Produce an exact copy of all the records.

Recorded data
━━━━━━━━━━━━━━━━

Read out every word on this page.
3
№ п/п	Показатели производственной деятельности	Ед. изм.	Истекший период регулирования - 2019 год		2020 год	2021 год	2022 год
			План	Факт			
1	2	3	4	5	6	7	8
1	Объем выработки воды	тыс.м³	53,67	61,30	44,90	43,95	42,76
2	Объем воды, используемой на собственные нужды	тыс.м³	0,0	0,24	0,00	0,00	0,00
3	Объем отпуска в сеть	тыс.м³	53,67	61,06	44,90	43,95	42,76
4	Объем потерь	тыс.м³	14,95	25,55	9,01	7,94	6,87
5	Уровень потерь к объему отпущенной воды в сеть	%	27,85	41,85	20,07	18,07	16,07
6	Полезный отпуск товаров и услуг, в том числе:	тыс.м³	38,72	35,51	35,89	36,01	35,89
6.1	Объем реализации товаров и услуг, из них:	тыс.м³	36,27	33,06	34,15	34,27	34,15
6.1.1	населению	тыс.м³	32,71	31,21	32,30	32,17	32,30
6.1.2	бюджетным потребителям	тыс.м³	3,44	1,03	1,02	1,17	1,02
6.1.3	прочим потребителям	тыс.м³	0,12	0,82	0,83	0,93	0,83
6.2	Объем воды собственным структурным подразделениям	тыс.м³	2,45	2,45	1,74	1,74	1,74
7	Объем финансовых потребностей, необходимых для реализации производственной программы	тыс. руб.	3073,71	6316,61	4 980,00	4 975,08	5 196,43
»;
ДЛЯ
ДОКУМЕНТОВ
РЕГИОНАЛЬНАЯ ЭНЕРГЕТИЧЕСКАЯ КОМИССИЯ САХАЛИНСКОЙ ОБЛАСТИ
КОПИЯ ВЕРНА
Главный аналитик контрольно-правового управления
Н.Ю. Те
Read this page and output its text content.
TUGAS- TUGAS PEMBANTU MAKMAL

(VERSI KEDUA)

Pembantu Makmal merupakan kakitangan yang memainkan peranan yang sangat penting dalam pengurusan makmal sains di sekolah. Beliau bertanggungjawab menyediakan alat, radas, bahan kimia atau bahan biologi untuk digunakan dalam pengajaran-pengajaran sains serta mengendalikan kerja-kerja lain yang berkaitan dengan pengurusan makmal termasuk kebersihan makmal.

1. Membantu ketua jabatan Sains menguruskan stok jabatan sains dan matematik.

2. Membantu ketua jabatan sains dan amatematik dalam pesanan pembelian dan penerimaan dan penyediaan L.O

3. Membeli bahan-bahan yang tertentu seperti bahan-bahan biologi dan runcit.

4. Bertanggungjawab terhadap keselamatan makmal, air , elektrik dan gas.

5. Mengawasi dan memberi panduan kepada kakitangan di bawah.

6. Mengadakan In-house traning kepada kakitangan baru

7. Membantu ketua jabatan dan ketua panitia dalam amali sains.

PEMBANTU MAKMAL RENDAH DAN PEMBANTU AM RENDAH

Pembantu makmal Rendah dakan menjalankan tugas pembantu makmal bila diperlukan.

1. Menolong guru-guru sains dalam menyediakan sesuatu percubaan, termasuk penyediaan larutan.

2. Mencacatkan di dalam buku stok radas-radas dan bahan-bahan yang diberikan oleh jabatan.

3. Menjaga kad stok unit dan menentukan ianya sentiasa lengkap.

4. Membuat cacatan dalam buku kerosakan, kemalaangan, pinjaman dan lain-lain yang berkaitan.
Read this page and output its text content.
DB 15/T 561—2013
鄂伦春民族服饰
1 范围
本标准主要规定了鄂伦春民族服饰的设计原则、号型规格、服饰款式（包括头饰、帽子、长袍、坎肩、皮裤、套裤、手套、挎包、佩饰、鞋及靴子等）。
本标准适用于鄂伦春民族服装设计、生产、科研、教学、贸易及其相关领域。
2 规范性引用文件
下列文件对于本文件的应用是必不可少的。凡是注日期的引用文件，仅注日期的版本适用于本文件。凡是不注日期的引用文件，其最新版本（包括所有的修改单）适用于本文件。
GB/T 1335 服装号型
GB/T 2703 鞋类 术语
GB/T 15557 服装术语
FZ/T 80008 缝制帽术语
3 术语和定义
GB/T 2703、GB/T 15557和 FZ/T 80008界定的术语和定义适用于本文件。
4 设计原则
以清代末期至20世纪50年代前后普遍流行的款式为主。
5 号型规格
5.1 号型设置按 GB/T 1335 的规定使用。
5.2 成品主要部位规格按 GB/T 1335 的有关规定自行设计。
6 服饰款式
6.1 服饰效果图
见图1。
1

━━━━━━━━━━━━━━━━

§ **ANSWER**:
Read out every word on this page.
3
№ п/п	Показатели производственной деятельности	Ед. изм.	Истекший период регулирования - 2019 год		2020 год	2021 год	2022 год
			План	Факт			
1	2	3	4	5	6	7	8
1	Объем выработки воды	тыс.м³	53,67	61,30	44,90	43,95	42,76
2	Объем воды, используемой на собственные нужды	тыс.м³	0,0	0,24	0,00	0,00	0,00
3	Объем отпуска в сеть	тыс.м³	53,67	61,06	44,90	43,95	42,76
4	Объем потерь	тыс.м³	14,95	25,55	9,01	7,94	6,87
5	Уровень потерь к объему отпущенной воды в сеть	%	27,85	41,85	20,07	18,07	16,07
6	Полезный отпуск товаров и услуг, в том числе:	тыс.м³	38,72	35,51	35,89	36,01	35,89
6.1	Объем реализации товаров и услуг, из них:	тыс.м³	36,27	33,06	34,15	34,27	34,15
6.1.1	населению	тыс.м³	32,71	31,21	32,30	32,17	32,30
6.1.2	бюджетным потребителям	тыс.м³	3,44	1,03	1,02	1,17	1,02
6.1.3	прочим потребителям	тыс.м³	0,12	0,82	0,83	0,93	0,83
6.2	Объем воды собственным структурным подразделениям	тыс.м³	2,45	2,45	1,74	1,74	1,74
7	Объем финансовых потребностей, необходимых для реализации производственной программы	тыс. руб.	3073,71	6316,61	4 980,00	4 975,08	5 196,43
»;
ДЛЯ
ДОКУМЕНТОВ
РЕГИОНАЛЬНАЯ ЭНЕРГЕТИЧЕСКАЯ КОМИССИЯ САХАЛИНСКОЙ ОБЛАСТИ
КОПИЯ ВЕРНА
Главный аналитик контрольно-правового управления
Н.Ю. Те
Read this page and output its text content.
TUGAS- TUGAS PEMBANTU MAKMAL

(VERSI KEDUA)

Pembantu Makmal merupakan kakitangan yang memainkan peranan yang sangat penting dalam pengurusan makmal sains di sekolah. Beliau bertanggungjawab menyediakan alat, radas, bahan kimia atau bahan biologi untuk digunakan dalam pengajaran-pengajaran sains serta mengendalikan kerja-kerja lain yang berkaitan dengan pengurusan makmal termasuk kebersihan makmal.

1. Membantu ketua jabatan Sains menguruskan stok jabatan sains dan matematik.

2. Membantu ketua jabatan sains dan amatematik dalam pesanan pembelian dan penerimaan dan penyediaan L.O

3. Membeli bahan-bahan yang tertentu seperti bahan-bahan biologi dan runcit.

4. Bertanggungjawab terhadap keselamatan makmal, air , elektrik dan gas.

5. Mengawasi dan memberi panduan kepada kakitangan di bawah.

6. Mengadakan In-house traning kepada kakitangan baru

7. Membantu ketua jabatan dan ketua panitia dalam amali sains.

PEMBANTU MAKMAL RENDAH DAN PEMBANTU AM RENDAH

Pembantu makmal Rendah dakan menjalankan tugas pembantu makmal bila diperlukan.

1. Menolong guru-guru sains dalam menyediakan sesuatu percubaan, termasuk penyediaan larutan.

2. Mencacatkan di dalam buku stok radas-radas dan bahan-bahan yang diberikan oleh jabatan.

3. Menjaga kad stok unit dan menentukan ianya sentiasa lengkap.

4. Membuat cacatan dalam buku kerosakan, kemalaangan, pinjaman dan lain-lain yang berkaitan.
Read this page and output its text content.
DB 15/T 561—2013
鄂伦春民族服饰
1 范围
本标准主要规定了鄂伦春民族服饰的设计原则、号型规格、服饰款式（包括头饰、帽子、长袍、坎肩、皮裤、套裤、手套、挎包、佩饰、鞋及靴子等）。
本标准适用于鄂伦春民族服装设计、生产、科研、教学、贸易及其相关领域。
2 规范性引用文件
下列文件对于本文件的应用是必不可少的。凡是注日期的引用文件，仅注日期的版本适用于本文件。凡是不注日期的引用文件，其最新版本（包括所有的修改单）适用于本文件。
GB/T 1335 服装号型
GB/T 2703 鞋类 术语
GB/T 15557 服装术语
FZ/T 80008 缝制帽术语
3 术语和定义
GB/T 2703、GB/T 15557和 FZ/T 80008界定的术语和定义适用于本文件。
4 设计原则
以清代末期至20世纪50年代前后普遍流行的款式为主。
5 号型规格
5.1 号型设置按 GB/T 1335 的规定使用。
5.2 成品主要部位规格按 GB/T 1335 的有关规定自行设计。
6 服饰款式
6.1 服饰效果图
见图1。
1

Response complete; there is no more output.